**Written task:** Copy the lines from the records word for word, starting with the line containing "scroll-down-icon[interactable]: ▼ —" and ending with the line containing "select-all-icon[interactable] — [117, 173, 129, 185]", both included.

**Supplied data:**
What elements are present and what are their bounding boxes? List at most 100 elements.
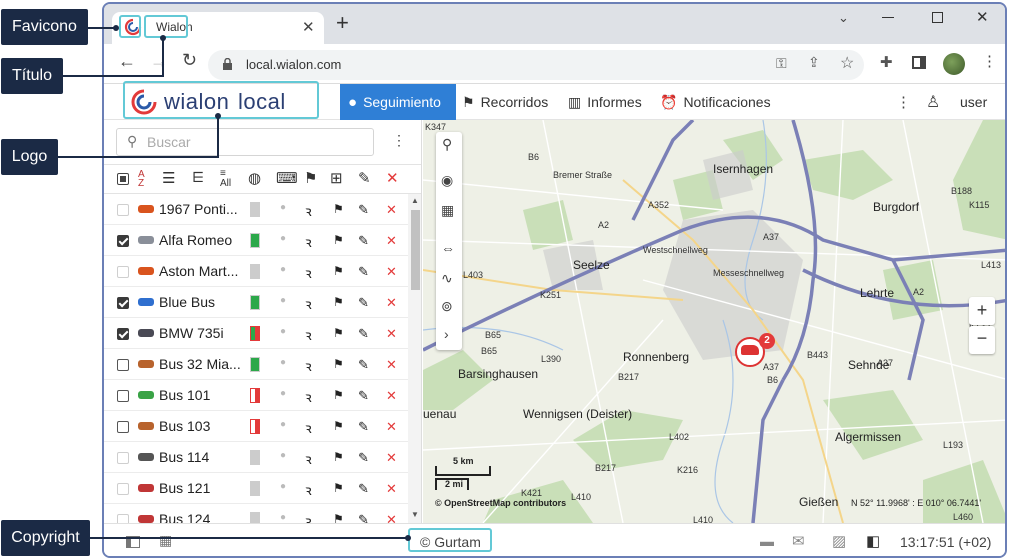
scroll-down-icon[interactable]: ▼ — [411, 510, 419, 519]
unit-checkbox[interactable] — [117, 390, 129, 402]
zoom-out-button[interactable]: − — [969, 326, 995, 354]
zoom-in-button[interactable]: + — [969, 297, 995, 325]
card-icon[interactable]: ▬ — [760, 533, 774, 549]
command-icon[interactable]: ꝛ — [305, 512, 312, 523]
wrench-icon[interactable]: ✎ — [358, 388, 369, 404]
close-window-icon[interactable]: ✕ — [976, 8, 989, 26]
select-all-icon[interactable] — [117, 173, 129, 185]
command-icon[interactable]: ꝛ — [305, 357, 312, 376]
add-all-icon[interactable]: ≡ All — [220, 169, 231, 189]
route-icon[interactable]: ∿ — [441, 270, 453, 287]
unit-name[interactable]: Bus 121 — [159, 480, 243, 496]
list-item[interactable]: Alfa Romeo ● ꝛ ⚑ ✎ ✕ — [104, 225, 408, 256]
flag-icon[interactable]: ⚑ — [333, 357, 344, 371]
unit-name[interactable]: Bus 114 — [159, 449, 243, 465]
unit-name[interactable]: BMW 735i — [159, 325, 243, 341]
flag-icon[interactable]: ⚑ — [333, 481, 344, 495]
extensions-icon[interactable]: ✚ — [880, 53, 893, 71]
wrench-icon[interactable]: ✎ — [358, 169, 371, 187]
wrench-icon[interactable]: ✎ — [358, 264, 369, 280]
waypoints-icon[interactable]: ⊚ — [441, 298, 453, 315]
unit-checkbox[interactable] — [117, 328, 129, 340]
unit-name[interactable]: Bus 103 — [159, 418, 243, 434]
flag-icon[interactable]: ⚑ — [333, 233, 344, 247]
minimize-icon[interactable] — [882, 17, 894, 18]
flag-icon[interactable]: ⚑ — [333, 326, 344, 340]
eye-icon[interactable]: ◉ — [441, 172, 453, 189]
tab-informes[interactable]: ▥ Informes — [568, 84, 642, 120]
gps-dot-icon[interactable]: ● — [280, 357, 286, 368]
list-item[interactable]: Bus 121 ● ꝛ ⚑ ✎ ✕ — [104, 473, 408, 504]
unit-checkbox[interactable] — [117, 359, 129, 371]
connection-icon[interactable]: ◍ — [248, 169, 261, 187]
flag-icon[interactable]: ⚑ — [333, 388, 344, 402]
map-search-icon[interactable]: ⚲ — [442, 136, 452, 153]
list-item[interactable]: Aston Mart... ● ꝛ ⚑ ✎ ✕ — [104, 256, 408, 287]
wrench-icon[interactable]: ✎ — [358, 295, 369, 311]
list-item[interactable]: Bus 114 ● ꝛ ⚑ ✎ ✕ — [104, 442, 408, 473]
grid-layout-icon[interactable]: ▦ — [159, 532, 172, 549]
list-item[interactable]: Bus 103 ● ꝛ ⚑ ✎ ✕ — [104, 411, 408, 442]
unit-checkbox[interactable] — [117, 421, 129, 433]
delete-icon[interactable]: ✕ — [386, 450, 397, 466]
flag-icon[interactable]: ⚑ — [333, 512, 344, 523]
unit-checkbox[interactable] — [117, 514, 129, 523]
gps-dot-icon[interactable]: ● — [280, 233, 286, 244]
list-item[interactable]: Bus 101 ● ꝛ ⚑ ✎ ✕ — [104, 380, 408, 411]
add-geofence-icon[interactable]: ⊞ — [330, 169, 343, 187]
delete-icon[interactable]: ✕ — [386, 419, 397, 435]
delete-icon[interactable]: ✕ — [386, 512, 397, 523]
command-icon[interactable]: ꝛ — [305, 326, 312, 345]
flag-icon[interactable]: ⚑ — [333, 264, 344, 278]
command-icon[interactable]: ꝛ — [305, 481, 312, 500]
delete-icon[interactable]: ✕ — [386, 357, 397, 373]
book-icon[interactable]: ◧ — [866, 532, 880, 550]
wrench-icon[interactable]: ✎ — [358, 326, 369, 342]
image-icon[interactable]: ▨ — [832, 532, 846, 550]
command-icon[interactable]: ꝛ — [305, 264, 312, 283]
wrench-icon[interactable]: ✎ — [358, 419, 369, 435]
unit-name[interactable]: 1967 Ponti... — [159, 201, 243, 217]
flag-icon[interactable]: ⚑ — [333, 295, 344, 309]
scroll-up-icon[interactable]: ▲ — [411, 196, 419, 205]
delete-icon[interactable]: ✕ — [386, 295, 397, 311]
scroll-thumb[interactable] — [411, 210, 420, 290]
unit-name[interactable]: Bus 124 — [159, 511, 243, 523]
command-icon[interactable]: ꝛ — [305, 388, 312, 407]
unit-checkbox[interactable] — [117, 235, 129, 247]
forward-icon[interactable]: → — [150, 51, 168, 72]
unit-checkbox[interactable] — [117, 297, 129, 309]
list-icon[interactable]: ☰ — [162, 169, 175, 187]
wrench-icon[interactable]: ✎ — [358, 357, 369, 373]
gps-dot-icon[interactable]: ● — [280, 202, 286, 213]
app-menu-icon[interactable]: ⋮ — [896, 93, 911, 111]
unit-checkbox[interactable] — [117, 204, 129, 216]
tab-notificaciones[interactable]: ⏰ Notificaciones — [660, 84, 771, 120]
gps-dot-icon[interactable]: ● — [280, 512, 286, 523]
scrollbar[interactable]: ▲ ▼ — [408, 194, 421, 523]
wrench-icon[interactable]: ✎ — [358, 481, 369, 497]
wrench-icon[interactable]: ✎ — [358, 512, 369, 523]
wrench-icon[interactable]: ✎ — [358, 202, 369, 218]
command-icon[interactable]: ꝛ — [305, 295, 312, 314]
star-icon[interactable]: ☆ — [840, 53, 854, 73]
user-name[interactable]: user — [960, 94, 987, 110]
tab-recorridos[interactable]: ⚑ Recorridos — [462, 84, 548, 120]
delete-icon[interactable]: ✕ — [386, 264, 397, 280]
command-icon[interactable]: ꝛ — [305, 233, 312, 252]
back-icon[interactable]: ← — [118, 51, 136, 72]
list-item[interactable]: BMW 735i ● ꝛ ⚑ ✎ ✕ — [104, 318, 408, 349]
unit-checkbox[interactable] — [117, 483, 129, 495]
gps-dot-icon[interactable]: ● — [280, 295, 286, 306]
flag-icon[interactable]: ⚑ — [333, 202, 344, 216]
avatar[interactable] — [943, 53, 965, 75]
gps-dot-icon[interactable]: ● — [280, 264, 286, 275]
finish-flag-icon[interactable]: ⚑ — [304, 169, 317, 187]
delete-all-icon[interactable]: ✕ — [386, 169, 399, 187]
share-icon[interactable]: ⇪ — [808, 54, 820, 71]
close-icon[interactable]: ✕ — [302, 18, 315, 36]
search-input[interactable]: ⚲ Buscar — [116, 128, 374, 156]
new-tab-icon[interactable]: + — [336, 12, 349, 34]
reload-icon[interactable]: ↻ — [182, 50, 197, 71]
sidepanel-icon[interactable] — [912, 56, 926, 69]
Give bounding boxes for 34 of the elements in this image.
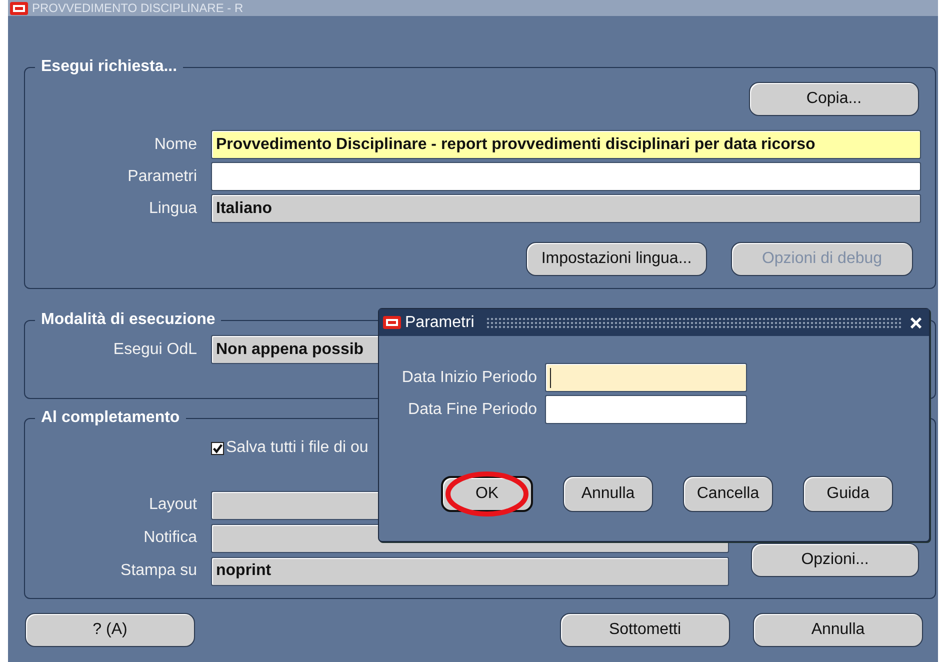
logo-icon: [383, 316, 401, 329]
clear-button[interactable]: Cancella: [683, 476, 773, 512]
close-icon[interactable]: [909, 316, 923, 330]
language-settings-button[interactable]: Impostazioni lingua...: [526, 242, 707, 276]
cancel-button[interactable]: Annulla: [753, 612, 923, 646]
field-label: Layout: [148, 496, 197, 514]
field-label: Data Inizio Periodo: [400, 368, 537, 386]
input-field[interactable]: [211, 162, 921, 191]
checkbox[interactable]: [211, 442, 224, 454]
input-field[interactable]: Provvedimento Disciplinare - report provvedimenti disciplinari per data ricorso: [211, 130, 921, 159]
window-title: PROVVEDIMENTO DISCIPLINARE - R: [32, 1, 244, 15]
help-button[interactable]: ? (A): [25, 612, 195, 646]
input-field[interactable]: [545, 395, 747, 424]
group-title: Esegui richiesta...: [40, 58, 178, 76]
dialog-title: Parametri: [405, 314, 474, 332]
group-title: Modalità di esecuzione: [40, 311, 216, 329]
submit-button[interactable]: Sottometti: [560, 612, 730, 646]
field-label: Notifica: [142, 529, 197, 547]
input-field[interactable]: Italiano: [211, 194, 921, 223]
field-label: Esegui OdL: [112, 340, 197, 358]
cancel-button[interactable]: Annulla: [563, 476, 653, 512]
logo-icon: [10, 2, 28, 14]
input-field[interactable]: noprint: [211, 556, 729, 586]
field-label: Nome: [153, 136, 197, 154]
input-field[interactable]: [545, 363, 747, 392]
field-label: Lingua: [148, 200, 197, 218]
field-label: Data Fine Periodo: [407, 400, 537, 418]
field-label: Parametri: [126, 168, 197, 186]
copy-button[interactable]: Copia...: [749, 82, 919, 116]
group-title: Al completamento: [40, 409, 181, 427]
options-button[interactable]: Opzioni...: [751, 542, 919, 576]
field-label: Stampa su: [120, 562, 197, 580]
help-button[interactable]: Guida: [803, 476, 893, 512]
checkbox-label[interactable]: Salva tutti i file di ou: [226, 439, 368, 457]
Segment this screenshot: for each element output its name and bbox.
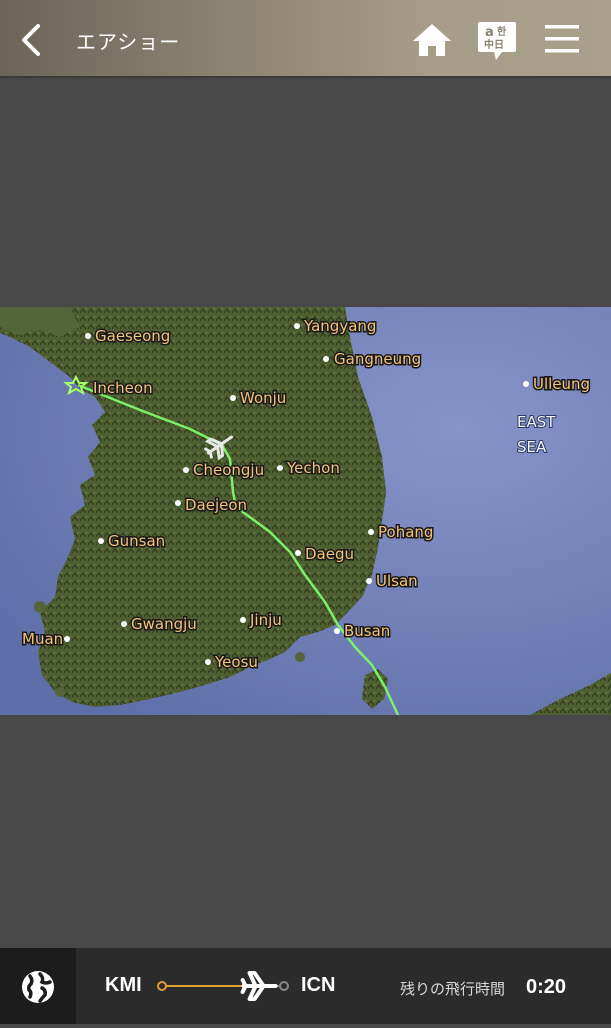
city-incheon: Incheon <box>92 378 155 399</box>
svg-text:Ulsan: Ulsan <box>376 572 418 590</box>
city-yechon: Yechon <box>277 458 341 479</box>
svg-text:Ulleung: Ulleung <box>533 375 590 393</box>
sea-label-sea: SEA <box>517 438 547 456</box>
city-daejeon: Daejeon <box>175 495 249 516</box>
menu-button[interactable] <box>543 22 581 56</box>
svg-text:Gunsan: Gunsan <box>108 532 165 550</box>
home-icon <box>413 24 451 56</box>
map-view-button[interactable] <box>0 948 76 1024</box>
island-small <box>295 652 305 662</box>
city-gwangju: Gwangju <box>121 614 198 635</box>
flight-progress <box>157 971 289 1001</box>
sea-label-east: EAST <box>517 413 556 431</box>
language-icon-text-cjk: 中日 <box>484 38 504 51</box>
city-gangneung: Gangneung <box>323 349 423 370</box>
svg-text:Busan: Busan <box>344 622 390 640</box>
svg-text:Daejeon: Daejeon <box>185 496 247 514</box>
svg-text:Wonju: Wonju <box>240 389 286 407</box>
remaining-time-value: 0:20 <box>526 976 567 998</box>
language-button[interactable]: a 한 中日 <box>476 18 518 64</box>
top-bar: エアショー a 한 中日 <box>0 0 611 78</box>
home-button[interactable] <box>410 20 454 60</box>
chevron-left-icon <box>22 24 40 56</box>
origin-code: KMI <box>105 974 142 996</box>
svg-text:Jinju: Jinju <box>249 611 282 629</box>
page-title: エアショー <box>76 30 181 54</box>
city-pohang: Pohang <box>368 522 435 543</box>
svg-text:Incheon: Incheon <box>93 379 153 397</box>
destination-dot <box>279 981 289 991</box>
city-cheongju: Cheongju <box>183 460 266 481</box>
svg-text:Gwangju: Gwangju <box>131 615 197 633</box>
svg-text:Pohang: Pohang <box>378 523 433 541</box>
city-gaeseong: Gaeseong <box>85 326 172 347</box>
svg-text:Yechon: Yechon <box>286 459 340 477</box>
plane-progress-icon <box>240 971 278 1001</box>
svg-text:Yangyang: Yangyang <box>303 317 376 335</box>
flight-status-bar: KMI ICN 残りの飛行時間 0:20 <box>0 948 611 1024</box>
svg-text:Gangneung: Gangneung <box>334 350 421 368</box>
language-icon-text-a: a <box>485 25 494 40</box>
island-small <box>34 601 46 613</box>
globe-icon <box>22 971 54 1003</box>
city-ulleung: Ulleung <box>523 374 592 395</box>
svg-text:Muan: Muan <box>22 630 63 648</box>
remaining-time-label: 残りの飛行時間 <box>400 980 506 998</box>
svg-text:Daegu: Daegu <box>305 545 354 563</box>
back-button[interactable] <box>14 20 50 60</box>
hamburger-menu-icon <box>545 25 579 53</box>
flight-map[interactable]: Gaeseong Yangyang Gangneung Incheon Wonj… <box>0 307 611 715</box>
origin-dot <box>157 981 167 991</box>
svg-text:Cheongju: Cheongju <box>193 461 264 479</box>
language-icon: a 한 中日 <box>478 22 516 60</box>
city-muan: Muan <box>21 629 70 650</box>
destination-code: ICN <box>301 974 336 996</box>
city-gunsan: Gunsan <box>98 531 167 552</box>
svg-text:Gaeseong: Gaeseong <box>95 327 170 345</box>
language-icon-text-ko: 한 <box>497 26 507 38</box>
city-yangyang: Yangyang <box>294 316 378 337</box>
island-small <box>55 687 65 697</box>
svg-text:Yeosu: Yeosu <box>214 653 258 671</box>
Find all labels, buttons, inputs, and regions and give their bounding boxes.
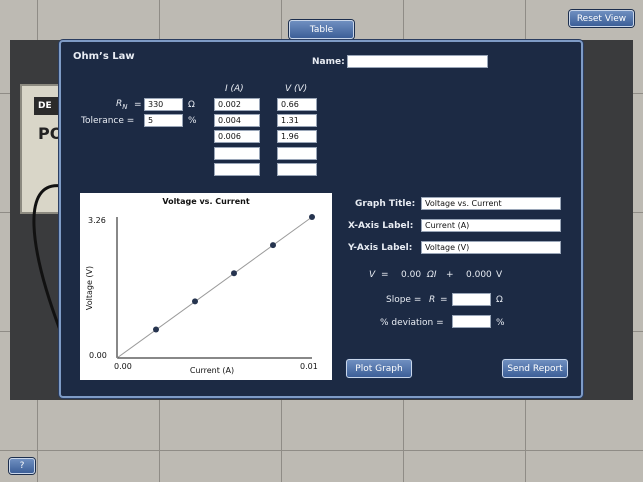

**The response:**
scroll-down-icon[interactable]: ▼ — [411, 510, 419, 519]
unit-checkbox[interactable] — [117, 390, 129, 402]
zoom-out-button[interactable]: − — [969, 326, 995, 354]
zoom-in-button[interactable]: + — [969, 297, 995, 325]
card-icon[interactable]: ▬ — [760, 533, 774, 549]
command-icon[interactable]: ꝛ — [305, 512, 312, 523]
wrench-icon[interactable]: ✎ — [358, 388, 369, 404]
close-window-icon[interactable]: ✕ — [976, 8, 989, 26]
select-all-icon[interactable] — [117, 173, 129, 185]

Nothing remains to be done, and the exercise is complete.